TASK DETAILS: Repeat the material exactly, leaving nothing out.

DATA ROWS:
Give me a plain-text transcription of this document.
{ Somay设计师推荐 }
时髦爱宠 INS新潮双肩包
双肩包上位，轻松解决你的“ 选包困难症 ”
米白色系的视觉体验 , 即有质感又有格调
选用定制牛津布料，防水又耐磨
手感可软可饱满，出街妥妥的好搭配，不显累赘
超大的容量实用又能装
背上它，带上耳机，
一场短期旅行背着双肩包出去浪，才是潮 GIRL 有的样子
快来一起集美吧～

OUTPUT FOR THIS EXERCISE:
Give me a plain-text transcription of this document.
{ Somay设计师推荐 }
时髦爱宠 INS新潮双肩包
双肩包上位，轻松解决你的“ 选包困难症 ”
米白色系的视觉体验 , 即有质感又有格调
选用定制牛津布料，防水又耐磨
手感可软可饱满，出街妥妥的好搭配，不显累赘
超大的容量实用又能装
背上它，带上耳机，
一场短期旅行背着双肩包出去浪，才是潮 GIRL 有的样子
快来一起集美吧～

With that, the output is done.